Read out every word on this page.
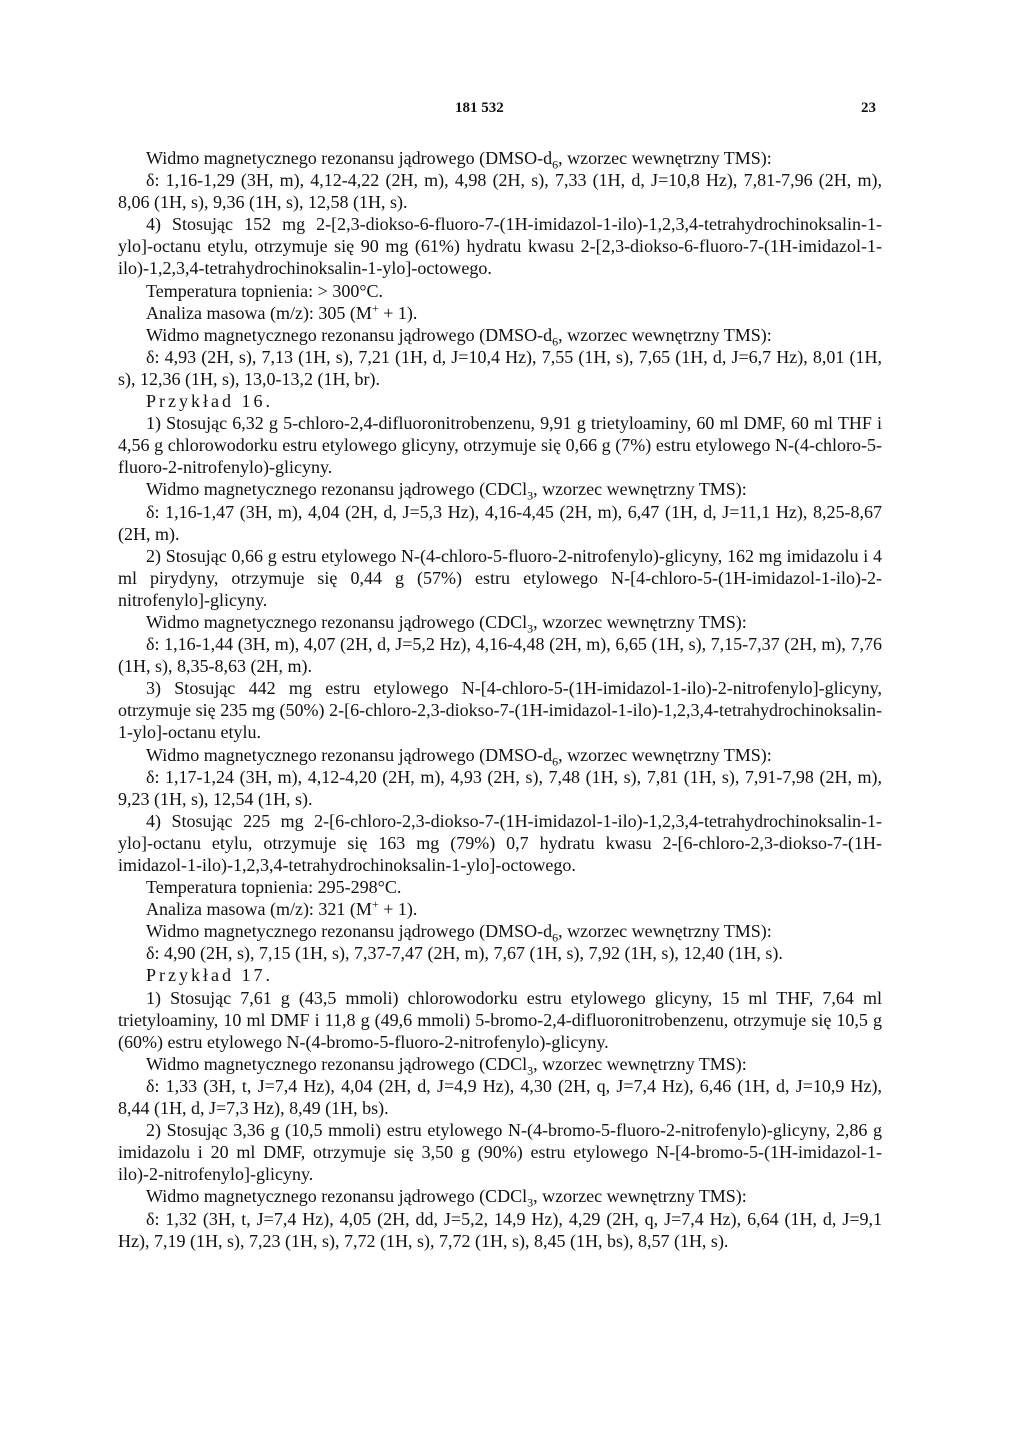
181 532	23

Widmo magnetycznego rezonansu jądrowego ($DMSO-d_6$, wzorzec wewnętrzny TMS):

δ: 1,16-1,29 (3H, m), 4,12-4,22 (2H, m), 4,98 (2H, s), 7,33 (1H, d, J=10,8 Hz), 7,81-7,96 (2H, m), 8,06 (1H, s), 9,36 (1H, s), 12,58 (1H, s).

4) Stosując 152 mg 2-[2,3-diokso-6-fluoro-7-(1H-imidazol-1-ilo)-1,2,3,4-tetrahydrochinoksalin-1-ylo]-octanu etylu, otrzymuje się 90 mg (61%) hydratu kwasu 2-[2,3-diokso-6-fluoro-7-(1H-imidazol-1-ilo)-1,2,3,4-tetrahydrochinoksalin-1-ylo]-octowego.

Temperatura topnienia: > 300°C.

Analiza masowa (m/z): 305 (M+ + 1).

Widmo magnetycznego rezonansu jądrowego ($DMSO-d_6$, wzorzec wewnętrzny TMS):

δ: 4,93 (2H, s), 7,13 (1H, s), 7,21 (1H, d, J=10,4 Hz), 7,55 (1H, s), 7,65 (1H, d, J=6,7 Hz), 8,01 (1H, s), 12,36 (1H, s), 13,0-13,2 (1H, br).

Przykład 16.

1) Stosując 6,32 g 5-chloro-2,4-difluoronitrobenzenu, 9,91 g trietyloaminy, 60 ml DMF, 60 ml THF i 4,56 g chlorowodorku estru etylowego glicyny, otrzymuje się 0,66 g (7%) estru etylowego N-(4-chloro-5-fluoro-2-nitrofenylo)-glicyny.

Widmo magnetycznego rezonansu jądrowego (CDCl$_3$, wzorzec wewnętrzny TMS):

δ: 1,16-1,47 (3H, m), 4,04 (2H, d, J=5,3 Hz), 4,16-4,45 (2H, m), 6,47 (1H, d, J=11,1 Hz), 8,25-8,67 (2H, m).

2) Stosując 0,66 g estru etylowego N-(4-chloro-5-fluoro-2-nitrofenylo)-glicyny, 162 mg imidazolu i 4 ml pirydyny, otrzymuje się 0,44 g (57%) estru etylowego N-[4-chloro-5-(1H-imidazol-1-ilo)-2-nitrofenylo]-glicyny.

Widmo magnetycznego rezonansu jądrowego (CDCl$_3$, wzorzec wewnętrzny TMS):

δ: 1,16-1,44 (3H, m), 4,07 (2H, d, J=5,2 Hz), 4,16-4,48 (2H, m), 6,65 (1H, s), 7,15-7,37 (2H, m), 7,76 (1H, s), 8,35-8,63 (2H, m).

3) Stosując 442 mg estru etylowego N-[4-chloro-5-(1H-imidazol-1-ilo)-2-nitrofenylo]-glicyny, otrzymuje się 235 mg (50%) 2-[6-chloro-2,3-diokso-7-(1H-imidazol-1-ilo)-1,2,3,4-tetrahydrochinoksalin-1-ylo]-octanu etylu.

Widmo magnetycznego rezonansu jądrowego ($DMSO-d_6$, wzorzec wewnętrzny TMS):

δ: 1,17-1,24 (3H, m), 4,12-4,20 (2H, m), 4,93 (2H, s), 7,48 (1H, s), 7,81 (1H, s), 7,91-7,98 (2H, m), 9,23 (1H, s), 12,54 (1H, s).

4) Stosując 225 mg 2-[6-chloro-2,3-diokso-7-(1H-imidazol-1-ilo)-1,2,3,4-tetrahydrochinoksalin-1-ylo]-octanu etylu, otrzymuje się 163 mg (79%) 0,7 hydratu kwasu 2-[6-chloro-2,3-diokso-7-(1H-imidazol-1-ilo)-1,2,3,4-tetrahydrochinoksalin-1-ylo]-octowego.

Temperatura topnienia: 295-298°C.

Analiza masowa (m/z): 321 (M+ + 1).

Widmo magnetycznego rezonansu jądrowego ($DMSO-d_6$, wzorzec wewnętrzny TMS):

δ: 4,90 (2H, s), 7,15 (1H, s), 7,37-7,47 (2H, m), 7,67 (1H, s), 7,92 (1H, s), 12,40 (1H, s).

Przykład 17.

1) Stosując 7,61 g (43,5 mmoli) chlorowodorku estru etylowego glicyny, 15 ml THF, 7,64 ml trietyloaminy, 10 ml DMF i 11,8 g (49,6 mmoli) 5-bromo-2,4-difluoronitrobenzenu, otrzymuje się 10,5 g (60%) estru etylowego N-(4-bromo-5-fluoro-2-nitrofenylo)-glicyny.

Widmo magnetycznego rezonansu jądrowego (CDCl$_3$, wzorzec wewnętrzny TMS):

δ: 1,33 (3H, t, J=7,4 Hz), 4,04 (2H, d, J=4,9 Hz), 4,30 (2H, q, J=7,4 Hz), 6,46 (1H, d, J=10,9 Hz), 8,44 (1H, d, J=7,3 Hz), 8,49 (1H, bs).

2) Stosując 3,36 g (10,5 mmoli) estru etylowego N-(4-bromo-5-fluoro-2-nitrofenylo)-glicyny, 2,86 g imidazolu i 20 ml DMF, otrzymuje się 3,50 g (90%) estru etylowego N-[4-bromo-5-(1H-imidazol-1-ilo)-2-nitrofenylo]-glicyny.

Widmo magnetycznego rezonansu jądrowego (CDCl$_3$, wzorzec wewnętrzny TMS):

δ: 1,32 (3H, t, J=7,4 Hz), 4,05 (2H, dd, J=5,2, 14,9 Hz), 4,29 (2H, q, J=7,4 Hz), 6,64 (1H, d, J=9,1 Hz), 7,19 (1H, s), 7,23 (1H, s), 7,72 (1H, s), 7,72 (1H, s), 8,45 (1H, bs), 8,57 (1H, s).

· · · · · · ·

From the records above, work out how many lines contain the string "Analiza". Give only the number.

2